** start of Provided entries **
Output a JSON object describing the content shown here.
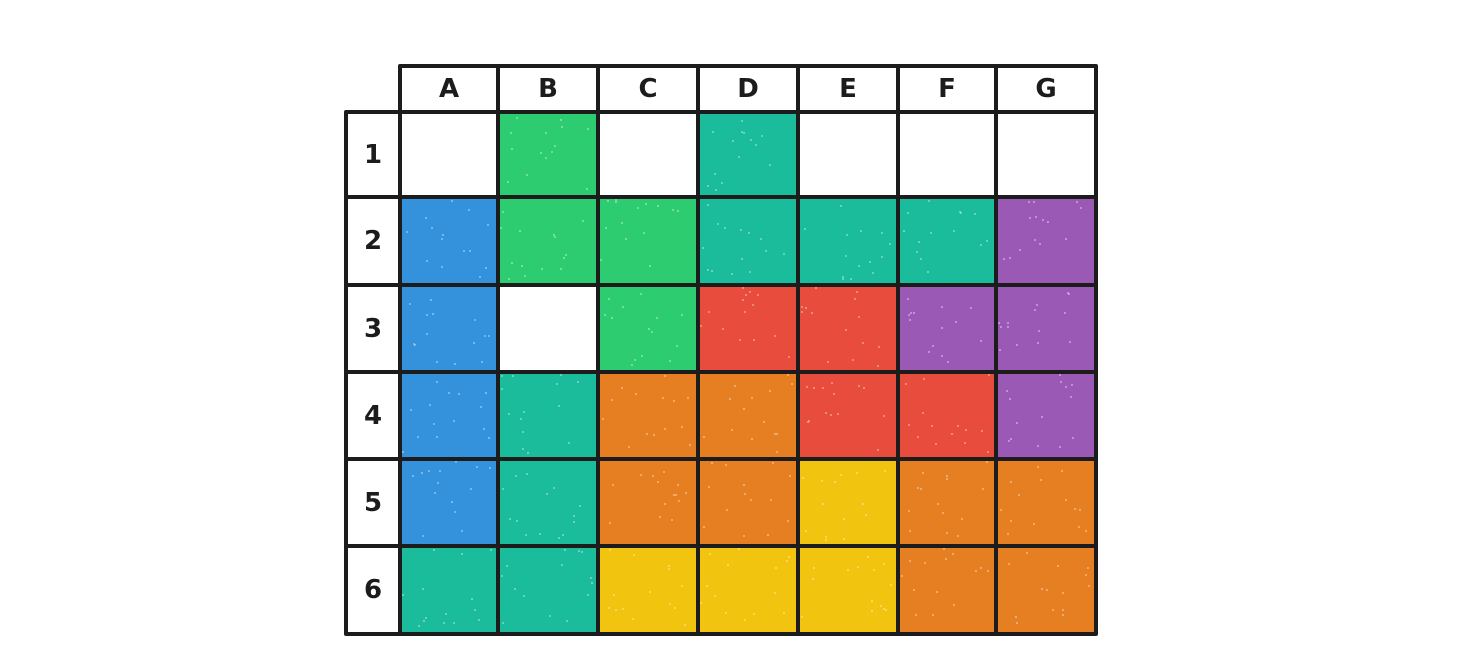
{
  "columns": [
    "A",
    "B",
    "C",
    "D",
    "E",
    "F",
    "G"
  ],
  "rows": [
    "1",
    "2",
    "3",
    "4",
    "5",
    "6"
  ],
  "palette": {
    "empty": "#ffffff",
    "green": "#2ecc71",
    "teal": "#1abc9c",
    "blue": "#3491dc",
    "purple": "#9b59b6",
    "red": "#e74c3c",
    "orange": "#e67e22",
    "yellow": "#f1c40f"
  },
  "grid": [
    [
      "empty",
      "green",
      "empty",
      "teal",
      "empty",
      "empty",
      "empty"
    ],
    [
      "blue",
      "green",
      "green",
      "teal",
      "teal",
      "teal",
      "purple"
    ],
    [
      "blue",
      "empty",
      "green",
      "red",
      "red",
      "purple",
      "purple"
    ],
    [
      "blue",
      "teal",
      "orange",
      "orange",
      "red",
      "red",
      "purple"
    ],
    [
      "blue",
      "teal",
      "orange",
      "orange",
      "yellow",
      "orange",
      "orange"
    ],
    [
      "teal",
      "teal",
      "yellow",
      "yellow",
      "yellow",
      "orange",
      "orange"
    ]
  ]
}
** end of Provided entries **
** start of Provided entries **
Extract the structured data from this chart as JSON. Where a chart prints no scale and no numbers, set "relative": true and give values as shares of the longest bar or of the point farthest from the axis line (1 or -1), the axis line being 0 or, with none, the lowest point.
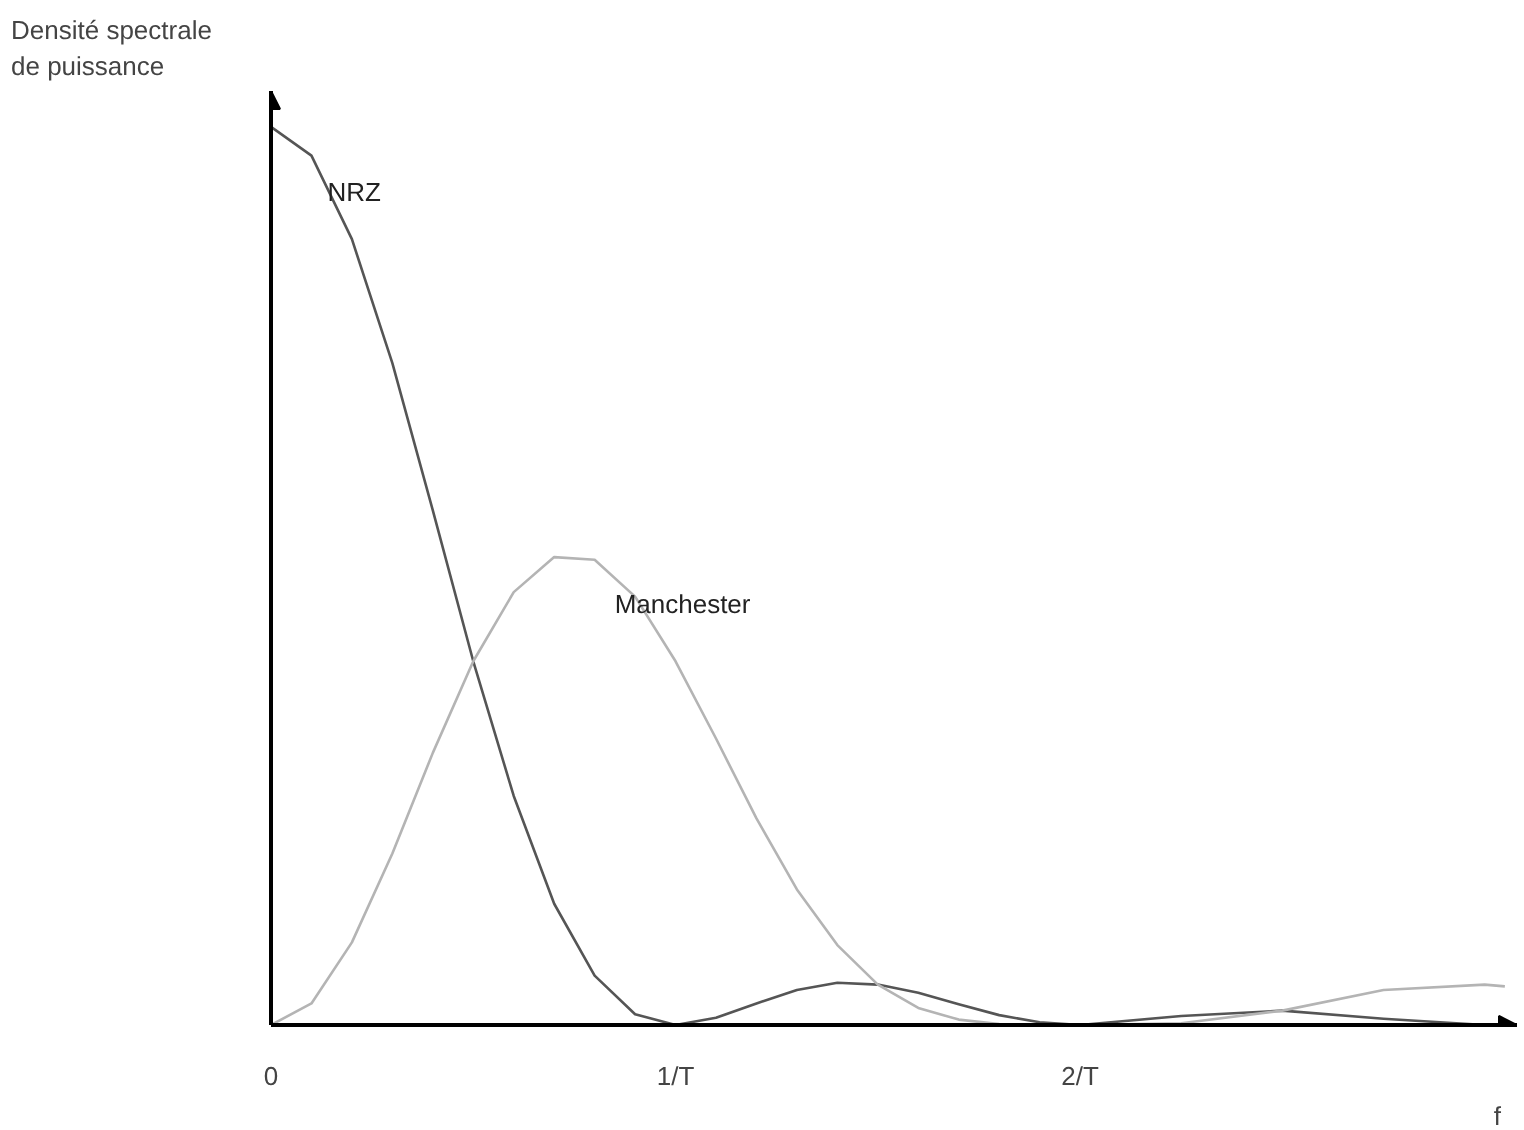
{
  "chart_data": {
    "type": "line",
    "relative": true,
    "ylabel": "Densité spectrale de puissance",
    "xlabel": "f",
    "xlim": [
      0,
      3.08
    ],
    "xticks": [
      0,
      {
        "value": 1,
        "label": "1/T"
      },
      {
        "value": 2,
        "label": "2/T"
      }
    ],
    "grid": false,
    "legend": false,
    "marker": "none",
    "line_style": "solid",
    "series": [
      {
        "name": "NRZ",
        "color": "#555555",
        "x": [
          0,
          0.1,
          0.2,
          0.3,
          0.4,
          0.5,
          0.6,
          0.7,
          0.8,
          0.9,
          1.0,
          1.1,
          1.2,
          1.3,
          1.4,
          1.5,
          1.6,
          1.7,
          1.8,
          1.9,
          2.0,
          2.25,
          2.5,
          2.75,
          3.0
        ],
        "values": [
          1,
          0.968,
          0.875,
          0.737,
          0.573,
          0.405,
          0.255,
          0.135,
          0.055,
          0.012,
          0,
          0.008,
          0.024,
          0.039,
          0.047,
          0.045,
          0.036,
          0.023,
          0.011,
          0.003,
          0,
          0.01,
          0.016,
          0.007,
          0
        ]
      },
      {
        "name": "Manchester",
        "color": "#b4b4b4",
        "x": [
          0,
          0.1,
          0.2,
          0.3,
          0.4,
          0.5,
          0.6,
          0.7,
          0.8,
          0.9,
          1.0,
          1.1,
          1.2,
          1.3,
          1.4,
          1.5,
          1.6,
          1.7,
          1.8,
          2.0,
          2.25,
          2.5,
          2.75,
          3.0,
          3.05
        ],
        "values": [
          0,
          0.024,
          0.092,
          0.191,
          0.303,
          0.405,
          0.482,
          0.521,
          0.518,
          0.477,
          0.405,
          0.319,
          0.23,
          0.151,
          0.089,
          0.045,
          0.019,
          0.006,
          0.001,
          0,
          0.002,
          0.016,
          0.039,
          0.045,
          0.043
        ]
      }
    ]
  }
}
** end of Provided entries **
> **Exercise instructions**: Pick out every line holding the string "none" and return it.

> **Final result**:
Extract the structured data from this chart as JSON. Where a chart prints no scale and no numbers, set "relative": true and give values as shares of the longest bar or of the point farthest from the axis line (1 or -1), the axis line being 0 or, with none, the lowest point.
    "marker": "none",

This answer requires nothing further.